(Stored data)
____________________
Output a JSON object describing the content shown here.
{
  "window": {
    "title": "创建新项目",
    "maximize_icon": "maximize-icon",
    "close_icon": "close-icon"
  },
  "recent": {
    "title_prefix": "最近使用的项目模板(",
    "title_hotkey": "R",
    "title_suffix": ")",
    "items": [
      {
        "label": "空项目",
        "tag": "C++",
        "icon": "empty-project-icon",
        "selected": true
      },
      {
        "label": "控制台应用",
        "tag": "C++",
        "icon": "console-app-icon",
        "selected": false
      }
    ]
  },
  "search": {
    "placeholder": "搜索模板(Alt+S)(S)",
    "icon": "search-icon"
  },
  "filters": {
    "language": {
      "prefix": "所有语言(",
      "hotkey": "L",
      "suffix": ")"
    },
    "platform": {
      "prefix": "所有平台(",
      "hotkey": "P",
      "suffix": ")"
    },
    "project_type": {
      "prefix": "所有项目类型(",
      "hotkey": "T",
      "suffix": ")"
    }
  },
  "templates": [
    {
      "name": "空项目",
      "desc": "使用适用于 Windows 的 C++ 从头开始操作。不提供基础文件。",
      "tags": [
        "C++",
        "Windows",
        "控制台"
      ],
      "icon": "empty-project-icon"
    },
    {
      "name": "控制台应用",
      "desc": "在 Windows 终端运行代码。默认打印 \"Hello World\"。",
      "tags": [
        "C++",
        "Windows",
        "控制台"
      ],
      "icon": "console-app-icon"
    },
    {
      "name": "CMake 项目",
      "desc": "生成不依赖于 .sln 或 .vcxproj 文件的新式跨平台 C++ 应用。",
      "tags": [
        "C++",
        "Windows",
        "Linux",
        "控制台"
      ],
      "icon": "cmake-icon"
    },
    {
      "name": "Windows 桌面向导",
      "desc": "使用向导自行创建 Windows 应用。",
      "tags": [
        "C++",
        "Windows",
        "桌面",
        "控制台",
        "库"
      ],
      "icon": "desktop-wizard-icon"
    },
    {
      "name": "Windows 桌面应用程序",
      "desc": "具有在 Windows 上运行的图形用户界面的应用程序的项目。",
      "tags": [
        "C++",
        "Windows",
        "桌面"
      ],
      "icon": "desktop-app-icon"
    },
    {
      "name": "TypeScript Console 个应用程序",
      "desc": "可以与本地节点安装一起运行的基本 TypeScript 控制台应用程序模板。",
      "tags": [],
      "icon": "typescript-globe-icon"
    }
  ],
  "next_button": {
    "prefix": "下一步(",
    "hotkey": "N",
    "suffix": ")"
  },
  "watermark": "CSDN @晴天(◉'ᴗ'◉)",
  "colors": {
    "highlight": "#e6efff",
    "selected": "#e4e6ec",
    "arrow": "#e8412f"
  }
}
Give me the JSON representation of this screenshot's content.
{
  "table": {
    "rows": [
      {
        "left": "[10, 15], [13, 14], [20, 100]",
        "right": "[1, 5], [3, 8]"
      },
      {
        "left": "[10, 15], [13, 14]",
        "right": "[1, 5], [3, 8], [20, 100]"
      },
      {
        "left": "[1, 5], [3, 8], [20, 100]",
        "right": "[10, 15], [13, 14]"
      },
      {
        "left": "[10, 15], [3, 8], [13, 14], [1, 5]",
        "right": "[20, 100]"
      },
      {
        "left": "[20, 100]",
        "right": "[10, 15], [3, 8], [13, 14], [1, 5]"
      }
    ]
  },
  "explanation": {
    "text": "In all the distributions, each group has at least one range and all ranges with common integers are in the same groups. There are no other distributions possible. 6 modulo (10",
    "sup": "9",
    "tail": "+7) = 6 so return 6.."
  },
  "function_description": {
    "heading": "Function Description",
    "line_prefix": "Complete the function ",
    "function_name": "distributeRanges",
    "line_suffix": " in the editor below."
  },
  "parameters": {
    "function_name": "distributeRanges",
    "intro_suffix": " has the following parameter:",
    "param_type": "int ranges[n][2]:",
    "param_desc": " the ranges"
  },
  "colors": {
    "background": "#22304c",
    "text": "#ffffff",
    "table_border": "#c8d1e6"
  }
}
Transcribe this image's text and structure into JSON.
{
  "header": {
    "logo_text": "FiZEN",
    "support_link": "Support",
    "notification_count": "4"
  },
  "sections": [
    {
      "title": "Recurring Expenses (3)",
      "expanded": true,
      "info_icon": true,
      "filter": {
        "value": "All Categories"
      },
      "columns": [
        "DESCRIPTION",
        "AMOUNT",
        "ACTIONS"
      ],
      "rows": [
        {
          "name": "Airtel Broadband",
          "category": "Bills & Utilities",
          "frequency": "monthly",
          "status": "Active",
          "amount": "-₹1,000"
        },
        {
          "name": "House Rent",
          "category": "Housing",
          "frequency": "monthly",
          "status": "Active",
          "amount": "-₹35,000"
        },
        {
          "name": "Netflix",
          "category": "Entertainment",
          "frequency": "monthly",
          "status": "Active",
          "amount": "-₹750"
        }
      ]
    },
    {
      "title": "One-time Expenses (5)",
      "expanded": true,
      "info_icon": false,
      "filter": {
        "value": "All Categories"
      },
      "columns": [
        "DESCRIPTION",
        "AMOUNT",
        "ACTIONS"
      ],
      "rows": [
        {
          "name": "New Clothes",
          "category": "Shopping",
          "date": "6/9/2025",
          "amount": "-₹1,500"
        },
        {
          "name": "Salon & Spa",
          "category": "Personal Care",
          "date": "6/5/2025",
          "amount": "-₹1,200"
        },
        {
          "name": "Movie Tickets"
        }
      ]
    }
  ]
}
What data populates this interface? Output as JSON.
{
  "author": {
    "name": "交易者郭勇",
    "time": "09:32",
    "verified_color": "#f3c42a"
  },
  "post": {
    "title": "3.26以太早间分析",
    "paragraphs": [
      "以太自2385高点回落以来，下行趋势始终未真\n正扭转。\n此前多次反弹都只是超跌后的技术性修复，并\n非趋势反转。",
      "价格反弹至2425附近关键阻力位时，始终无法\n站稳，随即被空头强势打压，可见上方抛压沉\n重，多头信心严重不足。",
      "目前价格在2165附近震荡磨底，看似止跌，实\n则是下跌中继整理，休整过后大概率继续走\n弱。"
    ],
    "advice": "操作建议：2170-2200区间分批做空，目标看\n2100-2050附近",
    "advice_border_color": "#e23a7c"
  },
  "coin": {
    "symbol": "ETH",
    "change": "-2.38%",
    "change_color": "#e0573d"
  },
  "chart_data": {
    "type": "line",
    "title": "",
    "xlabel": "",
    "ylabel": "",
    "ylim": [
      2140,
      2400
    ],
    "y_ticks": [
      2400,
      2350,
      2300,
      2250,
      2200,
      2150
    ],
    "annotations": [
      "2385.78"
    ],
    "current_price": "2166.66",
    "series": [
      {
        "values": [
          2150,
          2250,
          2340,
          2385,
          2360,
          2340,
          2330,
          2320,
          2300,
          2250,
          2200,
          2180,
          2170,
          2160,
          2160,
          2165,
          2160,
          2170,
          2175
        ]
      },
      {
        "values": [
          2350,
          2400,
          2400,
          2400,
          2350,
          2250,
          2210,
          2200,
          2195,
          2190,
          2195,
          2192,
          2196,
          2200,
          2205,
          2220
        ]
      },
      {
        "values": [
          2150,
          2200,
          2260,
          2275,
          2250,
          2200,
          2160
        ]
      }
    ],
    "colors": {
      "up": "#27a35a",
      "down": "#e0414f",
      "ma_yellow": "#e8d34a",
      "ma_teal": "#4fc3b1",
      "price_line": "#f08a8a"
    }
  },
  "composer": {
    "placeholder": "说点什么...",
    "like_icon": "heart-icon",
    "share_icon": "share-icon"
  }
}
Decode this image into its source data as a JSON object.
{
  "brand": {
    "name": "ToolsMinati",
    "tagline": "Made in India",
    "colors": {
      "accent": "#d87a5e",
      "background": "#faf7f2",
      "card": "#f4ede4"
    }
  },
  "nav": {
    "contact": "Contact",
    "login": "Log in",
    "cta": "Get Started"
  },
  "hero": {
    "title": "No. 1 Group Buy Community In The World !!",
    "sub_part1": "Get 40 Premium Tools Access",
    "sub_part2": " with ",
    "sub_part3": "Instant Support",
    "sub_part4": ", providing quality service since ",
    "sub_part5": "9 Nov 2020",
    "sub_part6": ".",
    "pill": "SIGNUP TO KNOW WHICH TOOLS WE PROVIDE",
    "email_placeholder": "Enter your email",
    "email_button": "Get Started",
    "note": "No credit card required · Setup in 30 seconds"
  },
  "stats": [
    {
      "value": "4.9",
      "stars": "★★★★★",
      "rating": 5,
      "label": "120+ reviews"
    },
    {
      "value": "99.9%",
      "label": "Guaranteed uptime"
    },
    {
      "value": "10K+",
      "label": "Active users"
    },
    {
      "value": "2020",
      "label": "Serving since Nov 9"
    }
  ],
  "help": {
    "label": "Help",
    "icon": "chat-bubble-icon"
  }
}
____________________
#### Problem
Nothing but the lines from the line with "Decode this image" to the last line of the listing above should appear; please retype them exactly, both ends included.

#### Reply
Decode this image into its source data as a JSON object.
{
  "brand": {
    "name": "ToolsMinati",
    "tagline": "Made in India",
    "colors": {
      "accent": "#d87a5e",
      "background": "#faf7f2",
      "card": "#f4ede4"
    }
  },
  "nav": {
    "contact": "Contact",
    "login": "Log in",
    "cta": "Get Started"
  },
  "hero": {
    "title": "No. 1 Group Buy Community In The World !!",
    "sub_part1": "Get 40 Premium Tools Access",
    "sub_part2": " with ",
    "sub_part3": "Instant Support",
    "sub_part4": ", providing quality service since ",
    "sub_part5": "9 Nov 2020",
    "sub_part6": ".",
    "pill": "SIGNUP TO KNOW WHICH TOOLS WE PROVIDE",
    "email_placeholder": "Enter your email",
    "email_button": "Get Started",
    "note": "No credit card required · Setup in 30 seconds"
  },
  "stats": [
    {
      "value": "4.9",
      "stars": "★★★★★",
      "rating": 5,
      "label": "120+ reviews"
    },
    {
      "value": "99.9%",
      "label": "Guaranteed uptime"
    },
    {
      "value": "10K+",
      "label": "Active users"
    },
    {
      "value": "2020",
      "label": "Serving since Nov 9"
    }
  ],
  "help": {
    "label": "Help",
    "icon": "chat-bubble-icon"
  }
}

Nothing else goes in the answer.